List each line of the data that holds the word "efter".

## Supplied data
★ ★ ★ ★

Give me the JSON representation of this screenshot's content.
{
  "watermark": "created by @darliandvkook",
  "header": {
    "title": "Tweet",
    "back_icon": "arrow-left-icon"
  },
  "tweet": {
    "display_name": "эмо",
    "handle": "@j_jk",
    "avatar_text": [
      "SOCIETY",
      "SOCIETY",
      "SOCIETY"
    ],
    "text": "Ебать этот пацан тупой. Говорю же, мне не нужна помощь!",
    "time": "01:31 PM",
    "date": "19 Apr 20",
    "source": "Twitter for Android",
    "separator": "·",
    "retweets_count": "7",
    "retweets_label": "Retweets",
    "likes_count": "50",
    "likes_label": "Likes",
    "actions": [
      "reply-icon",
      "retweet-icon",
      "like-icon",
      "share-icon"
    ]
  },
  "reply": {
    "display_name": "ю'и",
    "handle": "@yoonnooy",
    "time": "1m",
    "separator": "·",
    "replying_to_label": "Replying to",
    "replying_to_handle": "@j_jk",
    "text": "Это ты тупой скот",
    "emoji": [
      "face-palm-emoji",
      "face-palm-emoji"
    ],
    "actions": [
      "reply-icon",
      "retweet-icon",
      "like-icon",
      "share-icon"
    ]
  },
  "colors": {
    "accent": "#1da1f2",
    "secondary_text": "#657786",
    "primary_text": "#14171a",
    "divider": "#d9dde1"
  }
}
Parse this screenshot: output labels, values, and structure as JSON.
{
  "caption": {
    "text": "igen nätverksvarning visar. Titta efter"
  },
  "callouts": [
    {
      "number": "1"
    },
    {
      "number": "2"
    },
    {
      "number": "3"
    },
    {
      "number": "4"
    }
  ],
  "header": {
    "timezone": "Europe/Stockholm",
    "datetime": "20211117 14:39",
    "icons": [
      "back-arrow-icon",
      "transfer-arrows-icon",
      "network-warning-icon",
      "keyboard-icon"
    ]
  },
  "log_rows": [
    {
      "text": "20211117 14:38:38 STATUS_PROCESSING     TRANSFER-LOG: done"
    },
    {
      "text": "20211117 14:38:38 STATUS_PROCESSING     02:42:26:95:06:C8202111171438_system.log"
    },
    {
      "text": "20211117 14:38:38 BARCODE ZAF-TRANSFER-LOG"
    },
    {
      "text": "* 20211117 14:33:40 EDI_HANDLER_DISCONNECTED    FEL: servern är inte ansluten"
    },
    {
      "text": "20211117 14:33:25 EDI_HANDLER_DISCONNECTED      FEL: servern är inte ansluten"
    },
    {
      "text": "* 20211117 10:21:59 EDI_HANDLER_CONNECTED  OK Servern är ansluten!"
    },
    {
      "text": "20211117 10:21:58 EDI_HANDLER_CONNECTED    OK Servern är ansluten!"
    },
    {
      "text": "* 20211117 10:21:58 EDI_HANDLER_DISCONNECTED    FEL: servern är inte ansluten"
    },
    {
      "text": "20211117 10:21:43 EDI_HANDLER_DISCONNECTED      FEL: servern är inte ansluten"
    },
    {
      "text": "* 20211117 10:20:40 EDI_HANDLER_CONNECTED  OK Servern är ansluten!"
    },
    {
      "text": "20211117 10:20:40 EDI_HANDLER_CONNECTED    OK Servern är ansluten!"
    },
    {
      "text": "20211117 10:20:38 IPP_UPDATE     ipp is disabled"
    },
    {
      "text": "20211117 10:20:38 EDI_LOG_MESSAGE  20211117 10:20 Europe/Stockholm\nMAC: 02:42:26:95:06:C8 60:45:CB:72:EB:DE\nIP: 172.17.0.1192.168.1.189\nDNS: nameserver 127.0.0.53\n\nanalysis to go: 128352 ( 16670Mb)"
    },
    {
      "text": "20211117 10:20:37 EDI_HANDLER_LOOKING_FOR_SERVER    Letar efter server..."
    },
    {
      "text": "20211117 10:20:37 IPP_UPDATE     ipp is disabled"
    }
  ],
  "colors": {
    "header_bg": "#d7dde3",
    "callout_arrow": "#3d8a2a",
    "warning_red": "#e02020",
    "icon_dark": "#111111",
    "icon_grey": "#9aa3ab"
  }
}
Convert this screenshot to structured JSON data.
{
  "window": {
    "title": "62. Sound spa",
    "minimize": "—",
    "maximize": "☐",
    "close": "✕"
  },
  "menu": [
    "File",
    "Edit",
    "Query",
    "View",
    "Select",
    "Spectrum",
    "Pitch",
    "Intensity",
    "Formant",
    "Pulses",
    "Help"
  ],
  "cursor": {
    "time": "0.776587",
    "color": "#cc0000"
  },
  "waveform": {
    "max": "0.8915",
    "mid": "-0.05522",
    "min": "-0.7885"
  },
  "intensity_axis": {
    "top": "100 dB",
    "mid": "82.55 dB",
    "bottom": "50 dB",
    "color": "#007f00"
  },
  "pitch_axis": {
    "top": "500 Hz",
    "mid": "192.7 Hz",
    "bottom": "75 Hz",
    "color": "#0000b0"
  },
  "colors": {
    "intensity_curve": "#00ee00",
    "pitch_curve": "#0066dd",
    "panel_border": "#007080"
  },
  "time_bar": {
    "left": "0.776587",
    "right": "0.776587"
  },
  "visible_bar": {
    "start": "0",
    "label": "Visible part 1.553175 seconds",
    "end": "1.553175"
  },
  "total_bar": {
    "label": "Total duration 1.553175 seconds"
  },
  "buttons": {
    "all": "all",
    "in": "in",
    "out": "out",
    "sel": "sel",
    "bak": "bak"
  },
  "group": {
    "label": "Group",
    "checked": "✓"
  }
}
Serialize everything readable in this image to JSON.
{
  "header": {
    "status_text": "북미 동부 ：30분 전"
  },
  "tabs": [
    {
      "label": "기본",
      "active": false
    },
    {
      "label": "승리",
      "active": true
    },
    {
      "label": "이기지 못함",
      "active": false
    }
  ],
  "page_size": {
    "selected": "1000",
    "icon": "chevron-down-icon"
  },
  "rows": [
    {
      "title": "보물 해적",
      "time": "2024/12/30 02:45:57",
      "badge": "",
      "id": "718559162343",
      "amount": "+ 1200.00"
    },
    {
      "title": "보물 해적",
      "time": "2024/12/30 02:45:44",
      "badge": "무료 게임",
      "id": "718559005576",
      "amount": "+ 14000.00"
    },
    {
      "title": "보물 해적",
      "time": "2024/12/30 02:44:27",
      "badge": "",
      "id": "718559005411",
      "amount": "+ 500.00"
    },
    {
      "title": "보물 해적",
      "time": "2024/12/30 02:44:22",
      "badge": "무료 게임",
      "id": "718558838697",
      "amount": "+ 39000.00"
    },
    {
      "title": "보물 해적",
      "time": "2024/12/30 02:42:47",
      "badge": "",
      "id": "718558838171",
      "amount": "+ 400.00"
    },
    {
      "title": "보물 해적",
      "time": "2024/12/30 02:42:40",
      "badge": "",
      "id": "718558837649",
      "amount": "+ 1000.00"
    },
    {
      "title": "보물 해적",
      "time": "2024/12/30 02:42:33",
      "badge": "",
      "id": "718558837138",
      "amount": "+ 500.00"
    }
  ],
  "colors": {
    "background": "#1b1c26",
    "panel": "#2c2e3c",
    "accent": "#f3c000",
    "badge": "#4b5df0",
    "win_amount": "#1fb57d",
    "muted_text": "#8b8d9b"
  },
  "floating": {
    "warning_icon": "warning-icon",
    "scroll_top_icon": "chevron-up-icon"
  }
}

★ ★ ★ ★

## In response
    "text": "igen nätverksvarning visar. Titta efter"
      "text": "20211117 10:20:37 EDI_HANDLER_LOOKING_FOR_SERVER    Letar efter server..."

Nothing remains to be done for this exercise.